In the data below, find each line containing the string "selected" and return it.

........

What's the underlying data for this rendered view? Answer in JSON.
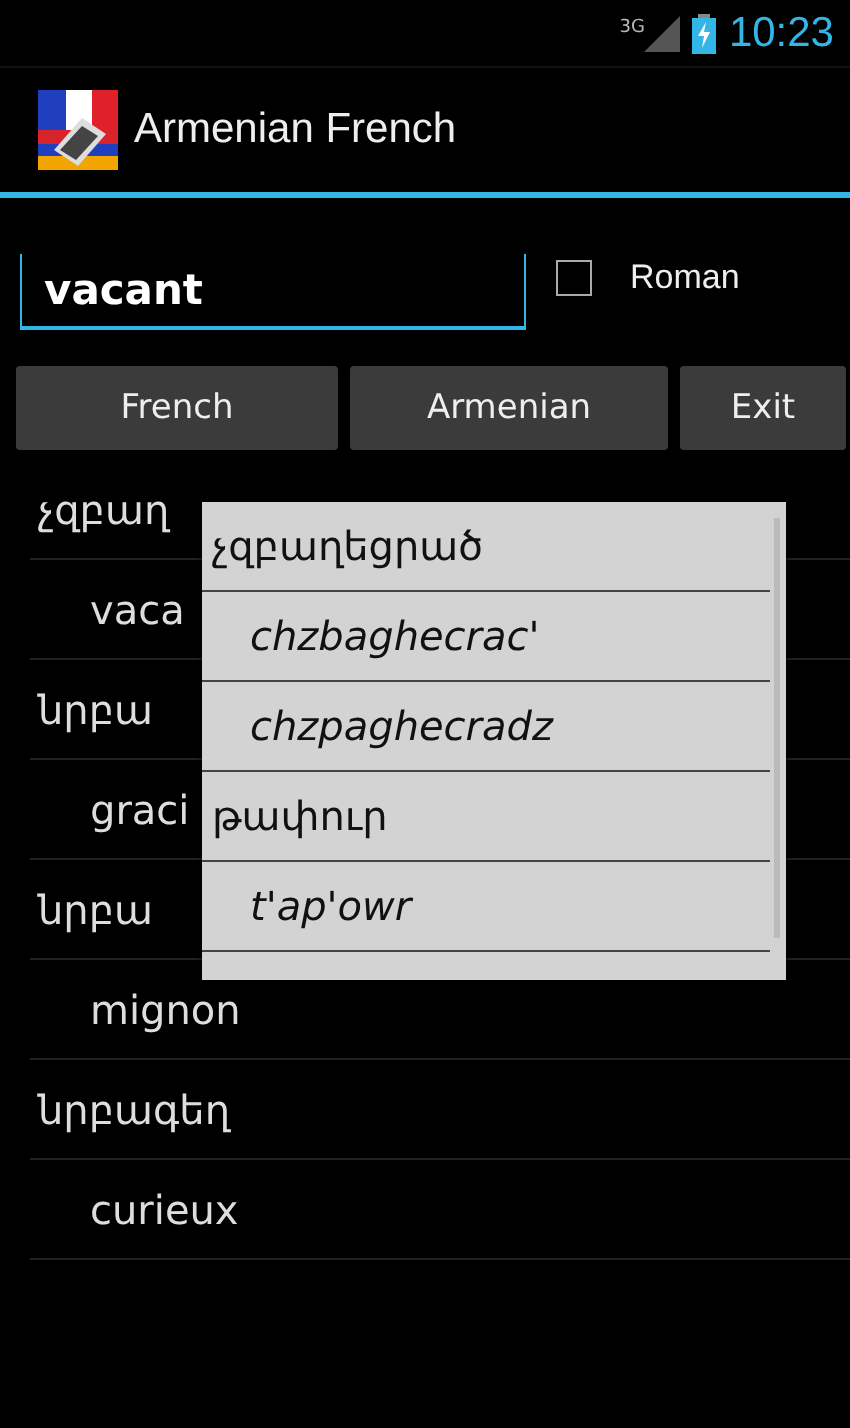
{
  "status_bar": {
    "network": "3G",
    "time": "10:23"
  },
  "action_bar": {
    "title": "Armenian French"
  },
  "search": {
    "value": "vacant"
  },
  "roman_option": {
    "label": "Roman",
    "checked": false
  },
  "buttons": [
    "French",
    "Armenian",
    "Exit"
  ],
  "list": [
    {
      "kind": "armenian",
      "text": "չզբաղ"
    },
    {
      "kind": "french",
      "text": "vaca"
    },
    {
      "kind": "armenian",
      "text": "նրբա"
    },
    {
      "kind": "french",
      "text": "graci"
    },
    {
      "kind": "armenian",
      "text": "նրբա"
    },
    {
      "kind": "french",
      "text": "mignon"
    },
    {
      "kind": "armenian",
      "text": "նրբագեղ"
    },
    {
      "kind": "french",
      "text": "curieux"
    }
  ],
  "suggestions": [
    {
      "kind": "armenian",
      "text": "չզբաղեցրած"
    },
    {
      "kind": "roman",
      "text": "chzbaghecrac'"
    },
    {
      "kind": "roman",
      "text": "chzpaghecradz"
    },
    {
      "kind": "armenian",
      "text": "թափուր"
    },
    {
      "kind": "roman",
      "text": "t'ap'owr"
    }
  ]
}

........

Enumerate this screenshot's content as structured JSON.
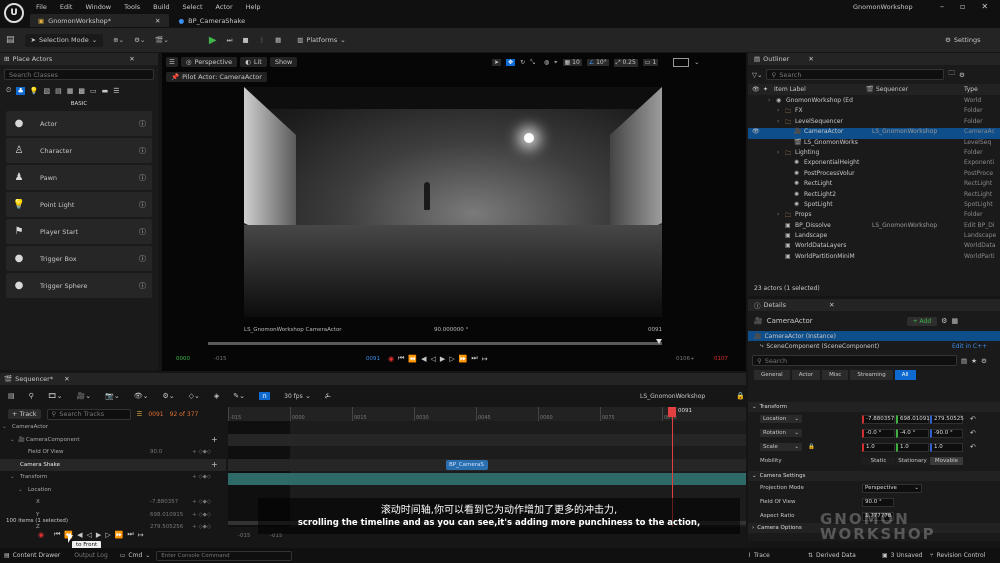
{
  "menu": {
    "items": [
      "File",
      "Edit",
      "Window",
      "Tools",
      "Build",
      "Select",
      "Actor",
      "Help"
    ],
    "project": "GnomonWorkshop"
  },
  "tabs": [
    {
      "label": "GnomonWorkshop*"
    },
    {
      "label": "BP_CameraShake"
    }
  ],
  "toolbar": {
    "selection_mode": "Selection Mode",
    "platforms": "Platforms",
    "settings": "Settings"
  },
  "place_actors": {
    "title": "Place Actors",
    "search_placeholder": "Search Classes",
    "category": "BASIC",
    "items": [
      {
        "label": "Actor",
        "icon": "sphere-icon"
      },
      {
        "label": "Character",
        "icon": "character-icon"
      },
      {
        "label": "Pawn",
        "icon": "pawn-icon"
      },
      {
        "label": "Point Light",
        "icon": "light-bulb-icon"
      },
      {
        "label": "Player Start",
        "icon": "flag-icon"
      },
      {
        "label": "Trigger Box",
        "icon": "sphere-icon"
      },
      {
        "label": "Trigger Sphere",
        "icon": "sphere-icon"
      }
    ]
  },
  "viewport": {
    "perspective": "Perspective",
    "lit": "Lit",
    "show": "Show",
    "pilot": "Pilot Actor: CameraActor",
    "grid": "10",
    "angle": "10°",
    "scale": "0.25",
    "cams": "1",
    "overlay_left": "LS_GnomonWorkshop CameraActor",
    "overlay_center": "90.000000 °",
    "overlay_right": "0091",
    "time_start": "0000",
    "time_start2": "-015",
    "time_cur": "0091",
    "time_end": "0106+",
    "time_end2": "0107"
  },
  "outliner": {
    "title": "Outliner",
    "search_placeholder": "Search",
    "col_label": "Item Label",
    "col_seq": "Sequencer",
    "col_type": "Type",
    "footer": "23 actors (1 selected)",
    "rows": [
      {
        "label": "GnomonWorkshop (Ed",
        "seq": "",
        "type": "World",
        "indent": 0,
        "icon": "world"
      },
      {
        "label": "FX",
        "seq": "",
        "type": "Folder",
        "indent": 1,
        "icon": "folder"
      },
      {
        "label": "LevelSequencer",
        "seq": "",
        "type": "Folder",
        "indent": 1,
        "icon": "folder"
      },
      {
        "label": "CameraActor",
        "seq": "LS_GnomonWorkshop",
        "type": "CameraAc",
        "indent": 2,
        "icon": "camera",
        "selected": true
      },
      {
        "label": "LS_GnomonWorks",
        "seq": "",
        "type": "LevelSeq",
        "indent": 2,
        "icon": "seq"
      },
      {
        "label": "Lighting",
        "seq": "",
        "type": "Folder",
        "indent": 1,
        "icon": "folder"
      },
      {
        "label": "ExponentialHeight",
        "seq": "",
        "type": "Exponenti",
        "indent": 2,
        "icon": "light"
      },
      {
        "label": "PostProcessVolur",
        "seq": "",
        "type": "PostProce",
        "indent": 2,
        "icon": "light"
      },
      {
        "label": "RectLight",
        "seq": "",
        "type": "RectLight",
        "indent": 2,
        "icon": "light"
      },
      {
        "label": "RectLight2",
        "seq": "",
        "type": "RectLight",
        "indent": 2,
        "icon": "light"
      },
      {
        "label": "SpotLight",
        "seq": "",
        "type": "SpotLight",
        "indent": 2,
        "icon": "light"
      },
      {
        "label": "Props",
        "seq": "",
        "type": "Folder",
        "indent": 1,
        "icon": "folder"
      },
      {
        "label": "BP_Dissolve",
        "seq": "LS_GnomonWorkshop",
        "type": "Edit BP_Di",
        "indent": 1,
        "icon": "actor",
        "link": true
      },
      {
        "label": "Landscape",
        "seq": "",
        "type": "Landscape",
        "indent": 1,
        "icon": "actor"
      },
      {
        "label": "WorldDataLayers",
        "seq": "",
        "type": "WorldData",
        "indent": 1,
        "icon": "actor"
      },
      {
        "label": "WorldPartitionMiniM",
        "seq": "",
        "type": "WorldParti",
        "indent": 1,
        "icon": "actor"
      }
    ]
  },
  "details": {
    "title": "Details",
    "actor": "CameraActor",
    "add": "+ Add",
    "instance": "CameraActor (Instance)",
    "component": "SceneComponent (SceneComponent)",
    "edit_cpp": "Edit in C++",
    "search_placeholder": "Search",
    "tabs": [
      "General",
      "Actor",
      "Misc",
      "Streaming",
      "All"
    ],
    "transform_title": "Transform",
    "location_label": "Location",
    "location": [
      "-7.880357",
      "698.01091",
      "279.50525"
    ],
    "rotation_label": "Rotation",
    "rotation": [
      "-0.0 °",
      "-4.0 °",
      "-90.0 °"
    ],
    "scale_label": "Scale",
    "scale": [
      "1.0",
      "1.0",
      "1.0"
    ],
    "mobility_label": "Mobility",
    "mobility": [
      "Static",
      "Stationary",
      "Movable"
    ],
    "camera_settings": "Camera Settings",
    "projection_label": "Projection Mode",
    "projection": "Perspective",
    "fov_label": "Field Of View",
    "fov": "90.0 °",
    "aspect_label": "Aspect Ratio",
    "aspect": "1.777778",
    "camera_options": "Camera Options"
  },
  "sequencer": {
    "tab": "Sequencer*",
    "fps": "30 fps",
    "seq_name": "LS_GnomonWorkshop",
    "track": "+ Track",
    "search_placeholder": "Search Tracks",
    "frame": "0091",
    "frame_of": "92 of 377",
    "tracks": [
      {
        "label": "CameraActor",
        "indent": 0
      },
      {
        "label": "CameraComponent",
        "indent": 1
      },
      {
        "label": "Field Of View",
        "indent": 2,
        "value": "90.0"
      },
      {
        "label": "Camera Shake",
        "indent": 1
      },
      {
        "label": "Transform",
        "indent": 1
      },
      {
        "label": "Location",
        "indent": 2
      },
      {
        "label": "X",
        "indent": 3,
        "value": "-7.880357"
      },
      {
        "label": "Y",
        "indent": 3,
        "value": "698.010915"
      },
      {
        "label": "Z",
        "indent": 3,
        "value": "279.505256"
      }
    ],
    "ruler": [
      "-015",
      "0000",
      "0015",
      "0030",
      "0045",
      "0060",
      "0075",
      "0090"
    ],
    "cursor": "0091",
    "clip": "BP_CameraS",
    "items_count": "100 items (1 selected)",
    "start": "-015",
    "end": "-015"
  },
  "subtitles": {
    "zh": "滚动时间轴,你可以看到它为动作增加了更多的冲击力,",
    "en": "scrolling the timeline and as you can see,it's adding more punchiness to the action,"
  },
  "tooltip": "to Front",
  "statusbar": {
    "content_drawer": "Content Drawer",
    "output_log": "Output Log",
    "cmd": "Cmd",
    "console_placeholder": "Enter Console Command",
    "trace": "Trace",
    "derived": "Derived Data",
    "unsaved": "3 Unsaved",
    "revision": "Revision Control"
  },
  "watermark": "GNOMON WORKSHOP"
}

........

*ANSWER TO THE EXERCISE*.
    "footer": "23 actors (1 selected)",
        "selected": true
    "items_count": "100 items (1 selected)",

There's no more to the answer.